RECORDS SHOWN:
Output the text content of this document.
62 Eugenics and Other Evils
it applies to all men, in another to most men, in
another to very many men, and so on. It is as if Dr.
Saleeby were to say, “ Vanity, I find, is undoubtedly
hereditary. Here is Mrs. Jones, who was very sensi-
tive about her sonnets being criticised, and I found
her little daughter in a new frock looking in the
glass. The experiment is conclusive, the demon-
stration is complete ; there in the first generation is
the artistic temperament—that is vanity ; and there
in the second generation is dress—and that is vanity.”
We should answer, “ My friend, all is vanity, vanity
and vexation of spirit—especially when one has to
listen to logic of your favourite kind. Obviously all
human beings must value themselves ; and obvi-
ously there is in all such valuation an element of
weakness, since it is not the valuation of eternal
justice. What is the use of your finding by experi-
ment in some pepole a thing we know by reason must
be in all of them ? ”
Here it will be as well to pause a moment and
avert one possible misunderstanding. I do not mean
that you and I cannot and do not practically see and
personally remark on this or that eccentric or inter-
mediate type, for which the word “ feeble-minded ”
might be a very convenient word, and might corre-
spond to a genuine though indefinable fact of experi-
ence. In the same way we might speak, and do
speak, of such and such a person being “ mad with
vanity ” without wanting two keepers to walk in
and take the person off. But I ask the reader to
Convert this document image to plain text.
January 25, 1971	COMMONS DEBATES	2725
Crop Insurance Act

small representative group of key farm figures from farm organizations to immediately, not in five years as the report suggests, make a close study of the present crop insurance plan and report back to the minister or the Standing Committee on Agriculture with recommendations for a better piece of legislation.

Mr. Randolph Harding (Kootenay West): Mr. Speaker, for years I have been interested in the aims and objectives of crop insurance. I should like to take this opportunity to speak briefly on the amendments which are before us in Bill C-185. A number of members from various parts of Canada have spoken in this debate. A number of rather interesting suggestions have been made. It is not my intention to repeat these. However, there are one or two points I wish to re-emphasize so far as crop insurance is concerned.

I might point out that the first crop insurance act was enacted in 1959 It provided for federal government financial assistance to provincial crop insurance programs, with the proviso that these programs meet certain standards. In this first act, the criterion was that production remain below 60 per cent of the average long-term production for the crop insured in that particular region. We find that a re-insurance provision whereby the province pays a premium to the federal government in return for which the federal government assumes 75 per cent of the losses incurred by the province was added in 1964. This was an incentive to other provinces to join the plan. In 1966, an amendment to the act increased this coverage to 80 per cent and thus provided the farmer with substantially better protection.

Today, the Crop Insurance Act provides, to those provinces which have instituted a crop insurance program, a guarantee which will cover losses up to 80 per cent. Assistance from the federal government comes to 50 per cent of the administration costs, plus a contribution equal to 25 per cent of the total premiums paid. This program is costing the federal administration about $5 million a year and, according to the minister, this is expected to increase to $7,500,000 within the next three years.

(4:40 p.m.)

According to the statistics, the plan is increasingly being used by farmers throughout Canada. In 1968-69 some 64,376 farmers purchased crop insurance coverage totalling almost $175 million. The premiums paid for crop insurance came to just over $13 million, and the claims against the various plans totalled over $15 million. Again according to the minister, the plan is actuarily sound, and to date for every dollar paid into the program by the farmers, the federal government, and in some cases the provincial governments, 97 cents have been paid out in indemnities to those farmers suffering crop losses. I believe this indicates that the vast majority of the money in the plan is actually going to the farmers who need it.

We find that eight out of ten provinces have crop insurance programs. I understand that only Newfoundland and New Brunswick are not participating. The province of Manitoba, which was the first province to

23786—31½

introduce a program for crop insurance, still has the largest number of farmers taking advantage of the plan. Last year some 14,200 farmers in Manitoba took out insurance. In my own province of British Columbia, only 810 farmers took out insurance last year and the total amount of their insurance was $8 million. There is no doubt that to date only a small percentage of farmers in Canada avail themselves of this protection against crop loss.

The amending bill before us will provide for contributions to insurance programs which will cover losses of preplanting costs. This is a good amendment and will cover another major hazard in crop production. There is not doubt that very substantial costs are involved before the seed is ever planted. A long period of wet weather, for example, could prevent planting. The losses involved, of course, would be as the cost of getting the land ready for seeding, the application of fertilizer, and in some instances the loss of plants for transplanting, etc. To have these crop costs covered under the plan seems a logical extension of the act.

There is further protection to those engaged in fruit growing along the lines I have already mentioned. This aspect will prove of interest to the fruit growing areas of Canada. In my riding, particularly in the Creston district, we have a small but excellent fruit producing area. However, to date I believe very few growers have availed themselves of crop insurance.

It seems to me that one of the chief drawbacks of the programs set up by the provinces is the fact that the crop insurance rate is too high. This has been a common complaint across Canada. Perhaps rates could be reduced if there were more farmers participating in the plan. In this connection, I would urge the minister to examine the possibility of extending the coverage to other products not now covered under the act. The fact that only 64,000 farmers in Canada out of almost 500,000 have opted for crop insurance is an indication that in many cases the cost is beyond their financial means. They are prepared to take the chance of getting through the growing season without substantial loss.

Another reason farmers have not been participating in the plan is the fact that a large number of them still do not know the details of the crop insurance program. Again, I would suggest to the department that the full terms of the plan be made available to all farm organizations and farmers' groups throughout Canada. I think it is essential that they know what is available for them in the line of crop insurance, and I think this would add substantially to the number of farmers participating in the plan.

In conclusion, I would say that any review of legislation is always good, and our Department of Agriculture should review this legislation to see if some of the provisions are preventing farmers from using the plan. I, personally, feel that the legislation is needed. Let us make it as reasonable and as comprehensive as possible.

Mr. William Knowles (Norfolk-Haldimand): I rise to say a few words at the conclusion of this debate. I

TASK INSTRUCTIONS:
Write out the whole listing again. Match it word for word.

THE REPLY:
Output the text content of this document.
62 Eugenics and Other Evils
it applies to all men, in another to most men, in
another to very many men, and so on. It is as if Dr.
Saleeby were to say, “ Vanity, I find, is undoubtedly
hereditary. Here is Mrs. Jones, who was very sensi-
tive about her sonnets being criticised, and I found
her little daughter in a new frock looking in the
glass. The experiment is conclusive, the demon-
stration is complete ; there in the first generation is
the artistic temperament—that is vanity ; and there
in the second generation is dress—and that is vanity.”
We should answer, “ My friend, all is vanity, vanity
and vexation of spirit—especially when one has to
listen to logic of your favourite kind. Obviously all
human beings must value themselves ; and obvi-
ously there is in all such valuation an element of
weakness, since it is not the valuation of eternal
justice. What is the use of your finding by experi-
ment in some pepole a thing we know by reason must
be in all of them ? ”
Here it will be as well to pause a moment and
avert one possible misunderstanding. I do not mean
that you and I cannot and do not practically see and
personally remark on this or that eccentric or inter-
mediate type, for which the word “ feeble-minded ”
might be a very convenient word, and might corre-
spond to a genuine though indefinable fact of experi-
ence. In the same way we might speak, and do
speak, of such and such a person being “ mad with
vanity ” without wanting two keepers to walk in
and take the person off. But I ask the reader to
Convert this document image to plain text.
January 25, 1971	COMMONS DEBATES	2725
Crop Insurance Act

small representative group of key farm figures from farm organizations to immediately, not in five years as the report suggests, make a close study of the present crop insurance plan and report back to the minister or the Standing Committee on Agriculture with recommendations for a better piece of legislation.

Mr. Randolph Harding (Kootenay West): Mr. Speaker, for years I have been interested in the aims and objectives of crop insurance. I should like to take this opportunity to speak briefly on the amendments which are before us in Bill C-185. A number of members from various parts of Canada have spoken in this debate. A number of rather interesting suggestions have been made. It is not my intention to repeat these. However, there are one or two points I wish to re-emphasize so far as crop insurance is concerned.

I might point out that the first crop insurance act was enacted in 1959 It provided for federal government financial assistance to provincial crop insurance programs, with the proviso that these programs meet certain standards. In this first act, the criterion was that production remain below 60 per cent of the average long-term production for the crop insured in that particular region. We find that a re-insurance provision whereby the province pays a premium to the federal government in return for which the federal government assumes 75 per cent of the losses incurred by the province was added in 1964. This was an incentive to other provinces to join the plan. In 1966, an amendment to the act increased this coverage to 80 per cent and thus provided the farmer with substantially better protection.

Today, the Crop Insurance Act provides, to those provinces which have instituted a crop insurance program, a guarantee which will cover losses up to 80 per cent. Assistance from the federal government comes to 50 per cent of the administration costs, plus a contribution equal to 25 per cent of the total premiums paid. This program is costing the federal administration about $5 million a year and, according to the minister, this is expected to increase to $7,500,000 within the next three years.

(4:40 p.m.)

According to the statistics, the plan is increasingly being used by farmers throughout Canada. In 1968-69 some 64,376 farmers purchased crop insurance coverage totalling almost $175 million. The premiums paid for crop insurance came to just over $13 million, and the claims against the various plans totalled over $15 million. Again according to the minister, the plan is actuarily sound, and to date for every dollar paid into the program by the farmers, the federal government, and in some cases the provincial governments, 97 cents have been paid out in indemnities to those farmers suffering crop losses. I believe this indicates that the vast majority of the money in the plan is actually going to the farmers who need it.

We find that eight out of ten provinces have crop insurance programs. I understand that only Newfoundland and New Brunswick are not participating. The province of Manitoba, which was the first province to

23786—31½

introduce a program for crop insurance, still has the largest number of farmers taking advantage of the plan. Last year some 14,200 farmers in Manitoba took out insurance. In my own province of British Columbia, only 810 farmers took out insurance last year and the total amount of their insurance was $8 million. There is no doubt that to date only a small percentage of farmers in Canada avail themselves of this protection against crop loss.

The amending bill before us will provide for contributions to insurance programs which will cover losses of preplanting costs. This is a good amendment and will cover another major hazard in crop production. There is not doubt that very substantial costs are involved before the seed is ever planted. A long period of wet weather, for example, could prevent planting. The losses involved, of course, would be as the cost of getting the land ready for seeding, the application of fertilizer, and in some instances the loss of plants for transplanting, etc. To have these crop costs covered under the plan seems a logical extension of the act.

There is further protection to those engaged in fruit growing along the lines I have already mentioned. This aspect will prove of interest to the fruit growing areas of Canada. In my riding, particularly in the Creston district, we have a small but excellent fruit producing area. However, to date I believe very few growers have availed themselves of crop insurance.

It seems to me that one of the chief drawbacks of the programs set up by the provinces is the fact that the crop insurance rate is too high. This has been a common complaint across Canada. Perhaps rates could be reduced if there were more farmers participating in the plan. In this connection, I would urge the minister to examine the possibility of extending the coverage to other products not now covered under the act. The fact that only 64,000 farmers in Canada out of almost 500,000 have opted for crop insurance is an indication that in many cases the cost is beyond their financial means. They are prepared to take the chance of getting through the growing season without substantial loss.

Another reason farmers have not been participating in the plan is the fact that a large number of them still do not know the details of the crop insurance program. Again, I would suggest to the department that the full terms of the plan be made available to all farm organizations and farmers' groups throughout Canada. I think it is essential that they know what is available for them in the line of crop insurance, and I think this would add substantially to the number of farmers participating in the plan.

In conclusion, I would say that any review of legislation is always good, and our Department of Agriculture should review this legislation to see if some of the provisions are preventing farmers from using the plan. I, personally, feel that the legislation is needed. Let us make it as reasonable and as comprehensive as possible.

Mr. William Knowles (Norfolk-Haldimand): I rise to say a few words at the conclusion of this debate. I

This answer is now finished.